# Problem description
Pull out every line from the listing that has the word "siamo".

# Provided information
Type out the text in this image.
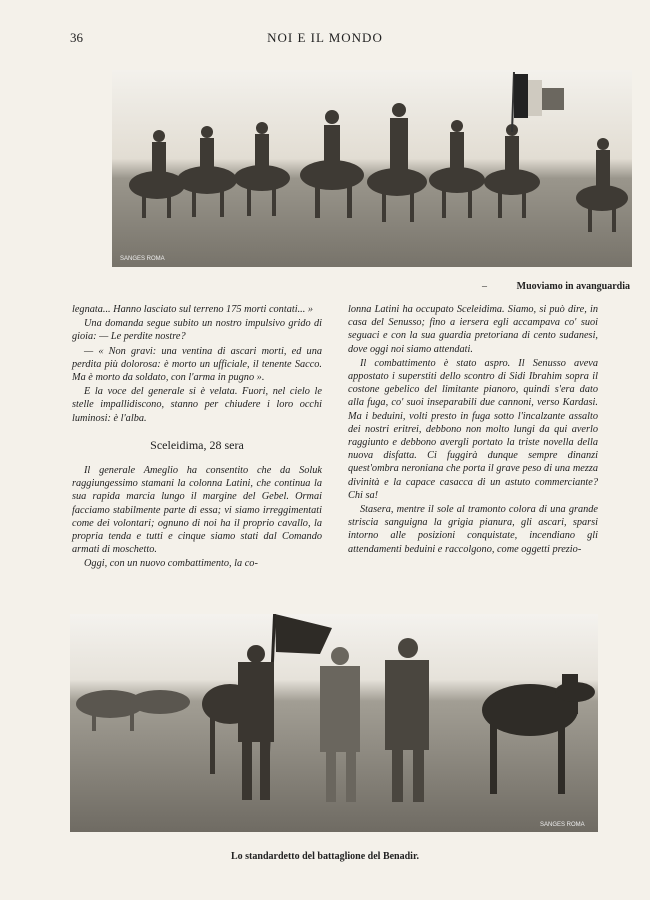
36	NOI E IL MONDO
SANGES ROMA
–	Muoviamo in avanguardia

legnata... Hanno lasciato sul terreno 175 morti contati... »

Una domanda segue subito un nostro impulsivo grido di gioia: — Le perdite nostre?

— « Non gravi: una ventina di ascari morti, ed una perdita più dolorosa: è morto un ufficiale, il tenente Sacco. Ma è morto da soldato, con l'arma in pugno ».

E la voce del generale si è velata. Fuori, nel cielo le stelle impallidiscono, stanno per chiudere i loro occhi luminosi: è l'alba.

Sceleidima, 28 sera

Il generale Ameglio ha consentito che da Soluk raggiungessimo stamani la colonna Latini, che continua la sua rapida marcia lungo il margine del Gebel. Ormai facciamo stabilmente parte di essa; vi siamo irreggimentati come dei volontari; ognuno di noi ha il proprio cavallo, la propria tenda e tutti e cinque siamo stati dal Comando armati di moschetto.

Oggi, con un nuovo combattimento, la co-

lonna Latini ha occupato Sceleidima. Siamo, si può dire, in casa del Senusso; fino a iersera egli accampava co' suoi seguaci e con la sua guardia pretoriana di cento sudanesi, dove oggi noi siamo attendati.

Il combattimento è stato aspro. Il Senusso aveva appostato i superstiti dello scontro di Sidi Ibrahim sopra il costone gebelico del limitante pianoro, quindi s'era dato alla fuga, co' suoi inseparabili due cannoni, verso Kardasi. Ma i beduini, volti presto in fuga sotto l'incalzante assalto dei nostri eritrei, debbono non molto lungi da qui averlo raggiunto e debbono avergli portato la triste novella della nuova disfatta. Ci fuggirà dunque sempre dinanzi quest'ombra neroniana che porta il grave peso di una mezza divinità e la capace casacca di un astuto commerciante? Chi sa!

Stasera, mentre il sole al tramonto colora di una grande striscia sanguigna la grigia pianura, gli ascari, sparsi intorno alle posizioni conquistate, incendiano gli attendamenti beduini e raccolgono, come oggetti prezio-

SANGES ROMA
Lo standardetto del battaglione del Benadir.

---

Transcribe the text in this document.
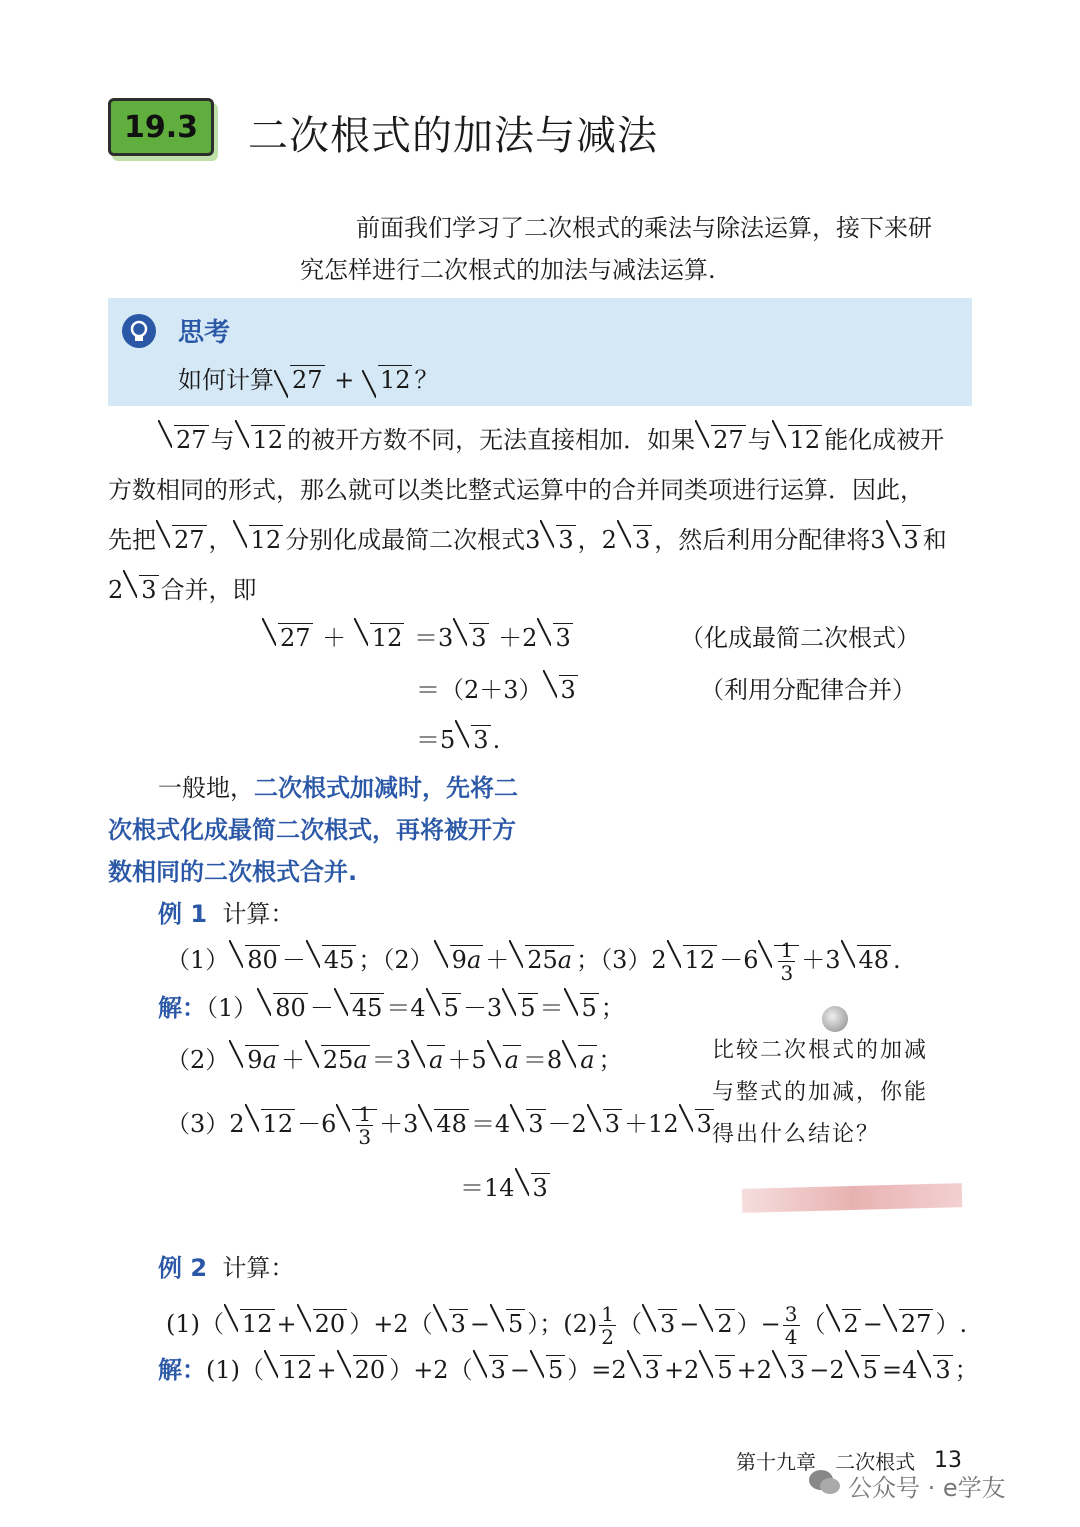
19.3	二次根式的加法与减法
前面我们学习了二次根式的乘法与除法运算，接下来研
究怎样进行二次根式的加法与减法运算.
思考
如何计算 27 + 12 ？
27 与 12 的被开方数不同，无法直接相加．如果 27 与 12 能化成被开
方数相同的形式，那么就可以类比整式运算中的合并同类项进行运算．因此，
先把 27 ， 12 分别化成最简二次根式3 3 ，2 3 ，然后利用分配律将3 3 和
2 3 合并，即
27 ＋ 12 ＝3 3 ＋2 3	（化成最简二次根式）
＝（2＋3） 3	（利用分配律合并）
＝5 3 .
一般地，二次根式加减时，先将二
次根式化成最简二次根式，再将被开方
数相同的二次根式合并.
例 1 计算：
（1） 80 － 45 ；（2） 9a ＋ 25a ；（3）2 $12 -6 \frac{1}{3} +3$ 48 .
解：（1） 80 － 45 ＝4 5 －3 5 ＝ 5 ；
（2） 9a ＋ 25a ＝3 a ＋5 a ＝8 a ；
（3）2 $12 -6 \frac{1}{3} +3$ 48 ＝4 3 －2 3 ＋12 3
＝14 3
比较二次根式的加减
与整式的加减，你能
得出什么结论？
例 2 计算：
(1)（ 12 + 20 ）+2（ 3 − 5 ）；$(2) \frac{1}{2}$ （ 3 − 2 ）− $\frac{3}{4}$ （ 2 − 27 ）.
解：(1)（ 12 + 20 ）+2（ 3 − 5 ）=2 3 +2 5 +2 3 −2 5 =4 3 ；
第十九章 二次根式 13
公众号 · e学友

# Solution to the problem
Il generale Ameglio ha consentito che da Soluk raggiungessimo stamani la colonna Latini, che continua la sua rapida marcia lungo il margine del Gebel. Ormai facciamo stabilmente parte di essa; vi siamo irreggimentati come dei volontari; ognuno di noi ha il proprio cavallo, la propria tenda e tutti e cinque siamo stati dal Comando armati di moschetto.
lonna Latini ha occupato Sceleidima. Siamo, si può dire, in casa del Senusso; fino a iersera egli accampava co' suoi seguaci e con la sua guardia pretoriana di cento sudanesi, dove oggi noi siamo attendati.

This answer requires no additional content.